[Saved data entries]
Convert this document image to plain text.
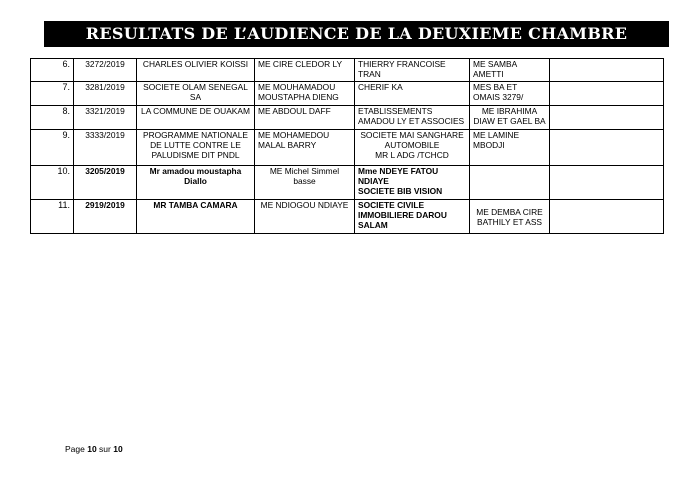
RESULTATS DE L’AUDIENCE DE LA DEUXIEME CHAMBRE
6.	3272/2019	CHARLES OLIVIER KOISSI	ME CIRE CLEDOR LY	THIERRY FRANCOISE TRAN	ME SAMBA AMETTI	
7.	3281/2019	SOCIETE OLAM SENEGAL SA	ME MOUHAMADOU MOUSTAPHA DIENG	CHERIF KA	MES BA ET OMAIS 3279/	
8.	3321/2019	LA COMMUNE DE OUAKAM	ME ABDOUL DAFF	ETABLISSEMENTS AMADOU LY ET ASSOCIES	ME IBRAHIMA DIAW ET GAEL BA	
9.	3333/2019	PROGRAMME NATIONALE DE LUTTE CONTRE LE PALUDISME DIT PNDL	ME MOHAMEDOU MALAL BARRY	SOCIETE MAI SANGHARE AUTOMOBILE
MR L ADG /TCHCD	ME LAMINE MBODJI	
10.	3205/2019	Mr amadou moustapha Diallo	ME Michel Simmel basse	Mme NDEYE FATOU NDIAYE
SOCIETE BIB VISION		

11.	2919/2019	MR TAMBA CAMARA	ME NDIOGOU NDIAYE	SOCIETE CIVILE IMMOBILIERE DAROU SALAM	ME DEMBA CIRE BATHILY ET ASS	
Page 10 sur 10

**Short problem:**
Copy everything in the records above except the pictures, exactly as written.

**Exercise result:**
Convert this document image to plain text.
RESULTATS DE L’AUDIENCE DE LA DEUXIEME CHAMBRE
6.	3272/2019	CHARLES OLIVIER KOISSI	ME CIRE CLEDOR LY	THIERRY FRANCOISE TRAN	ME SAMBA AMETTI	
7.	3281/2019	SOCIETE OLAM SENEGAL SA	ME MOUHAMADOU MOUSTAPHA DIENG	CHERIF KA	MES BA ET OMAIS 3279/	
8.	3321/2019	LA COMMUNE DE OUAKAM	ME ABDOUL DAFF	ETABLISSEMENTS AMADOU LY ET ASSOCIES	ME IBRAHIMA DIAW ET GAEL BA	
9.	3333/2019	PROGRAMME NATIONALE DE LUTTE CONTRE LE PALUDISME DIT PNDL	ME MOHAMEDOU MALAL BARRY	SOCIETE MAI SANGHARE AUTOMOBILE
MR L ADG /TCHCD	ME LAMINE MBODJI	
10.	3205/2019	Mr amadou moustapha Diallo	ME Michel Simmel basse	Mme NDEYE FATOU NDIAYE
SOCIETE BIB VISION		

11.	2919/2019	MR TAMBA CAMARA	ME NDIOGOU NDIAYE	SOCIETE CIVILE IMMOBILIERE DAROU SALAM	ME DEMBA CIRE BATHILY ET ASS	
Page 10 sur 10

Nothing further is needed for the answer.